■ DESCRIPTION OF THE TASK
Look through the listing and locate every line containing the word "this"; copy those lines.

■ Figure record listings
[Begin]

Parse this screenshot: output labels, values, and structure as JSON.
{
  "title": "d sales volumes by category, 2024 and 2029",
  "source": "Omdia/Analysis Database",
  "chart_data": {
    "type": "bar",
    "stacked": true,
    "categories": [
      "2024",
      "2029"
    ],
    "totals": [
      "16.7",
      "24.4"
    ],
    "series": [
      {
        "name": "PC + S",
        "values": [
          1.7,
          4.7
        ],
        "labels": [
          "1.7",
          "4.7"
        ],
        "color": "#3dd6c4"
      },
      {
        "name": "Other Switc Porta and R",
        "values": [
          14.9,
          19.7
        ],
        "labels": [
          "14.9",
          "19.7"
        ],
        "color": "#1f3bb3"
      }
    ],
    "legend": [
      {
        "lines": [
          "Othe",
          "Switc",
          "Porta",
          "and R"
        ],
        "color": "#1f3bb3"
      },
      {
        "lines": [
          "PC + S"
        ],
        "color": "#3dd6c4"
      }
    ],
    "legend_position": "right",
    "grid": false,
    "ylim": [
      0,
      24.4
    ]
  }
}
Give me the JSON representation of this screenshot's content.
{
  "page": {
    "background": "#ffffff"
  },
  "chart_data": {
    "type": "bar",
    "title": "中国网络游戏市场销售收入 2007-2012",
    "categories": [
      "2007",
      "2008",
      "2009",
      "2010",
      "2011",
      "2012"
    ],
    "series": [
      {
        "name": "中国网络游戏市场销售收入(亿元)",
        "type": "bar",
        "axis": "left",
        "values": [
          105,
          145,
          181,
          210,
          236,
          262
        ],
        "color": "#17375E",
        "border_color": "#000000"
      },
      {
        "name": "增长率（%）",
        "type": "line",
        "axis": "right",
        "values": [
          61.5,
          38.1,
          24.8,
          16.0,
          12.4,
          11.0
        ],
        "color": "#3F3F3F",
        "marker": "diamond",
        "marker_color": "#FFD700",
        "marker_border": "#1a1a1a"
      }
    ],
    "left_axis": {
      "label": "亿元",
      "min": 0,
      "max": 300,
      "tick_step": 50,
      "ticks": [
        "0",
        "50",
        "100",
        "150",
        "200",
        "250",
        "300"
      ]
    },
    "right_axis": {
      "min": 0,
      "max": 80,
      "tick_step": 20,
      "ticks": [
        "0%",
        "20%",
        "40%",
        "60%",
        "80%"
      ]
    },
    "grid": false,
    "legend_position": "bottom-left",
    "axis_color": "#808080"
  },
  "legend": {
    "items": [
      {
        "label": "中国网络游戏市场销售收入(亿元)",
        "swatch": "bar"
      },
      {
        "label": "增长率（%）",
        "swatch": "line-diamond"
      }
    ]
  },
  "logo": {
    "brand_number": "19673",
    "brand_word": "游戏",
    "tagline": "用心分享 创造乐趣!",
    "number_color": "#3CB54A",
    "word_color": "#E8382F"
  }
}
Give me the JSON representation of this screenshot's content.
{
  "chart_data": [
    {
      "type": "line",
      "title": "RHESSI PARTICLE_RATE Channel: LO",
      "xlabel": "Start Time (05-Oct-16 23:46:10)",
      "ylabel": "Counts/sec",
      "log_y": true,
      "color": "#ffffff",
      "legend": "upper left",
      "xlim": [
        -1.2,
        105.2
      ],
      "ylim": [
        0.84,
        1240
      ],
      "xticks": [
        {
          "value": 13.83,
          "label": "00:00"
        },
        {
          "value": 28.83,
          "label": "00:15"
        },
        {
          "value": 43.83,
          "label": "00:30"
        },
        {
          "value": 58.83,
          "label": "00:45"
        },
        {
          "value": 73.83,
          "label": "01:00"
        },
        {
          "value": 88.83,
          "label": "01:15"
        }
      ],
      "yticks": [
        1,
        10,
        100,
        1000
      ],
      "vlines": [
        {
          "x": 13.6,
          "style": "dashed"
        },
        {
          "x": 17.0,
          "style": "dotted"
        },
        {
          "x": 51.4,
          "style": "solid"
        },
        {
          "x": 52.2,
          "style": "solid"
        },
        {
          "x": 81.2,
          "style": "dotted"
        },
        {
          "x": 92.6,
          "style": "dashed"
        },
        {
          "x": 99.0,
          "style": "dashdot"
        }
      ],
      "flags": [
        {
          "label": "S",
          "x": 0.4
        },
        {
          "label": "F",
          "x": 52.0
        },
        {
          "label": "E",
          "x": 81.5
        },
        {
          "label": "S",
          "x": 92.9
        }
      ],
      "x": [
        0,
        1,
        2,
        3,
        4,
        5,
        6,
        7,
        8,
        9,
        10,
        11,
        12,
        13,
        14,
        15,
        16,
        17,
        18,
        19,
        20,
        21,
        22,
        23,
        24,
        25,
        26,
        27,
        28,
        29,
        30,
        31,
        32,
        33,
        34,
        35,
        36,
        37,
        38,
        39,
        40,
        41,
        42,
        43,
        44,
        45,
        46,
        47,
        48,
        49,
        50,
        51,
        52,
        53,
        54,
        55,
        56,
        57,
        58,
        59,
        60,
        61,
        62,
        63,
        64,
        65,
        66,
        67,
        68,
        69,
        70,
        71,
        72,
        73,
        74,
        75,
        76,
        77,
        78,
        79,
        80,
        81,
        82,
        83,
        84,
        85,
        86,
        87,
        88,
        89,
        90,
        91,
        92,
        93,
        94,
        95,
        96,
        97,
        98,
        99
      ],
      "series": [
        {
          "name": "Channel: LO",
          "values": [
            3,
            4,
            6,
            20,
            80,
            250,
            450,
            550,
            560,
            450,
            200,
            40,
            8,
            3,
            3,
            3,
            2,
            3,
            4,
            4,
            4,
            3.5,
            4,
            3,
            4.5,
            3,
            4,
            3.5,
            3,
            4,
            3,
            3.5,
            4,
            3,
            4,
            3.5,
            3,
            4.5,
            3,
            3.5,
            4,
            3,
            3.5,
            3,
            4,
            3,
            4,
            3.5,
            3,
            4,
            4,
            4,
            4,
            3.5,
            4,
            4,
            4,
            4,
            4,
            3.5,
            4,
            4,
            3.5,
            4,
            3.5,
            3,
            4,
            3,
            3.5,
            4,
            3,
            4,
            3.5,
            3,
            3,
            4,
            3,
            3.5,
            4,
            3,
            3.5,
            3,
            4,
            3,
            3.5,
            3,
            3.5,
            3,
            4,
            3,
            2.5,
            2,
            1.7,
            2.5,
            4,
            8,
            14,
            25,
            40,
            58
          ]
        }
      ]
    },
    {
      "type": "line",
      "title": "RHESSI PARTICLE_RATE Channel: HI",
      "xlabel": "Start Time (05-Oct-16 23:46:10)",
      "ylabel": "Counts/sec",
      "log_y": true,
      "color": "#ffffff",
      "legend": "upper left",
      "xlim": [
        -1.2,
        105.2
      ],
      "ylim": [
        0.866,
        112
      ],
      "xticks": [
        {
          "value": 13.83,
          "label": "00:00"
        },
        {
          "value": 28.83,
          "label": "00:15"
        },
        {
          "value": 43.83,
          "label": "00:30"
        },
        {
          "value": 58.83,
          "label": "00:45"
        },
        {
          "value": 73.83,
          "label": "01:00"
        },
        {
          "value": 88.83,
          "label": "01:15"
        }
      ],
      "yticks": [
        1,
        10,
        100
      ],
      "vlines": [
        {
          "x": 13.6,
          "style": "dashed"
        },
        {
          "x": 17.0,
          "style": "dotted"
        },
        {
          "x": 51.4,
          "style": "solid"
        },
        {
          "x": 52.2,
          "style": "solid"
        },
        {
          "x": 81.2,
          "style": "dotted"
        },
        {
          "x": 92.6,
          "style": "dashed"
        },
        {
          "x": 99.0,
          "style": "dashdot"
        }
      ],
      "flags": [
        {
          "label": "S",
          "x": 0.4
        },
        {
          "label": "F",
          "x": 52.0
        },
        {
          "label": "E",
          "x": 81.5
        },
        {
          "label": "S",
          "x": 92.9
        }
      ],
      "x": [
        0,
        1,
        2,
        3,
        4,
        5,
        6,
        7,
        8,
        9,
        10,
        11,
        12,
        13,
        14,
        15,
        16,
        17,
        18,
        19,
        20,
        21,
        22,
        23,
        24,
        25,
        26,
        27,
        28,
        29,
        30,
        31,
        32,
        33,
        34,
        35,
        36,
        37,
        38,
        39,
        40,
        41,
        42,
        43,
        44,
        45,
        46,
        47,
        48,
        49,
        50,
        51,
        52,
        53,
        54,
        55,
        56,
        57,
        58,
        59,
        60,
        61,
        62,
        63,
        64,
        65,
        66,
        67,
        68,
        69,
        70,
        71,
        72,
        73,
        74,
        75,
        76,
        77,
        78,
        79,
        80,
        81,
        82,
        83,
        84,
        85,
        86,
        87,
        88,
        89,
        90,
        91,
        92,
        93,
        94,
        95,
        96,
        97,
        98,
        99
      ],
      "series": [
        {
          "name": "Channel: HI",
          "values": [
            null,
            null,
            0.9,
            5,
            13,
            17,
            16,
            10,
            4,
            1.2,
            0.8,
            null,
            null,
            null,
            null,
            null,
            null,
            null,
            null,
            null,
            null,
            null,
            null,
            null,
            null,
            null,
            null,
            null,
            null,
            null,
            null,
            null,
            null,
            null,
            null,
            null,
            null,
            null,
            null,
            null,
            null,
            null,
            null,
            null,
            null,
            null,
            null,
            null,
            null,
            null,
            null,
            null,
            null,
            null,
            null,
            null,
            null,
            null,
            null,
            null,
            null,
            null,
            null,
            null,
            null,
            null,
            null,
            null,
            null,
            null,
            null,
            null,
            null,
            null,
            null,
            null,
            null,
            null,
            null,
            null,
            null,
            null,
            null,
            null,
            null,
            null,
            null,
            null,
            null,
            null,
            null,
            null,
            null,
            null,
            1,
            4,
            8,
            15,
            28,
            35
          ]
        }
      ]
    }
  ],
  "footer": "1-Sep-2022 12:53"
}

[End]
[Begin]

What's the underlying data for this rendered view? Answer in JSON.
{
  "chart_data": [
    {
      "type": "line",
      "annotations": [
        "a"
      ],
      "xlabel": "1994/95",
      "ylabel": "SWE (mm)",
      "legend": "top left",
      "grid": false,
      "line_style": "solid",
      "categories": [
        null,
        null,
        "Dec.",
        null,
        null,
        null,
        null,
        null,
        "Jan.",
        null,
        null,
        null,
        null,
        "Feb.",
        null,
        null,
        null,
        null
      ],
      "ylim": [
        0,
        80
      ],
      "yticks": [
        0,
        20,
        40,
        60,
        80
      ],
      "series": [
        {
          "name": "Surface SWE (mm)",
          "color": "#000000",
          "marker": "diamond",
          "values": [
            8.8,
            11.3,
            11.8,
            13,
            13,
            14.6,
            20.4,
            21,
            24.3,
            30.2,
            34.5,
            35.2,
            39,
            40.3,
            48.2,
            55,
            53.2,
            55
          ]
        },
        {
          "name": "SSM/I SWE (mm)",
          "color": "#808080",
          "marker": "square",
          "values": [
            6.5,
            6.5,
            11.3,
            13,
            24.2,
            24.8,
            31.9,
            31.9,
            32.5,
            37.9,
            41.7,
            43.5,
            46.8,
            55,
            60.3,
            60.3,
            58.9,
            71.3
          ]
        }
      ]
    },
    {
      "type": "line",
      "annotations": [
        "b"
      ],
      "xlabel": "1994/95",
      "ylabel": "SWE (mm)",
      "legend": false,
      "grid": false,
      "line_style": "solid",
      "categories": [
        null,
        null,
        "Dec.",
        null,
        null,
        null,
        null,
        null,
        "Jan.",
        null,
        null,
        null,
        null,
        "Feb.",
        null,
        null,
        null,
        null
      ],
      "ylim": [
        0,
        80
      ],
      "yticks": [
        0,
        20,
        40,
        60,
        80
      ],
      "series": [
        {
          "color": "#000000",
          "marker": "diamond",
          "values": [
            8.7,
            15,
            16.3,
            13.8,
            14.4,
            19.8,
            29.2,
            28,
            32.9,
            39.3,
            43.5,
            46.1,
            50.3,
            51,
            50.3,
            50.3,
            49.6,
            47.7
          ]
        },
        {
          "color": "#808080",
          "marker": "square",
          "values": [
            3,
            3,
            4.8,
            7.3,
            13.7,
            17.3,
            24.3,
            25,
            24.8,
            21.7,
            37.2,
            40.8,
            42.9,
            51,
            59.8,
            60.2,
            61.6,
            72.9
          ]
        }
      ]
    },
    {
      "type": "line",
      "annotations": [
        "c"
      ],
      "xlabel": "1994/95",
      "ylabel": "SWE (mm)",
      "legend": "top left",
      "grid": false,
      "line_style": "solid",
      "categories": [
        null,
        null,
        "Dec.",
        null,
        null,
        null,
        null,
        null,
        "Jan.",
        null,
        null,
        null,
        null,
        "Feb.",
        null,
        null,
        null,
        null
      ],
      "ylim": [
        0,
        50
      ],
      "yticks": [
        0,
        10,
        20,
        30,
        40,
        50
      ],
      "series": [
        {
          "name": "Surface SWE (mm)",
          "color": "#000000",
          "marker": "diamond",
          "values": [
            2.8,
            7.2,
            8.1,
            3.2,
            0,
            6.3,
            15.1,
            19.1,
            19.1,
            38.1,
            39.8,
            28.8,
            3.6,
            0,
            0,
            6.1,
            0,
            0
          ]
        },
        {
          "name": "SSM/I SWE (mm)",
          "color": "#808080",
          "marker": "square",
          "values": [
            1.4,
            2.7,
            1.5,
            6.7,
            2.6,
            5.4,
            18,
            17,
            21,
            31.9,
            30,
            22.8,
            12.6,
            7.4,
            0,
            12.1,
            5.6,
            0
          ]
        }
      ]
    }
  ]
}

[End]

■ RESULT
Parse this screenshot: output labels, values, and structure as JSON.
Give me the JSON representation of this screenshot's content.
Give me the JSON representation of this screenshot's content.
What's the underlying data for this rendered view? Answer in JSON.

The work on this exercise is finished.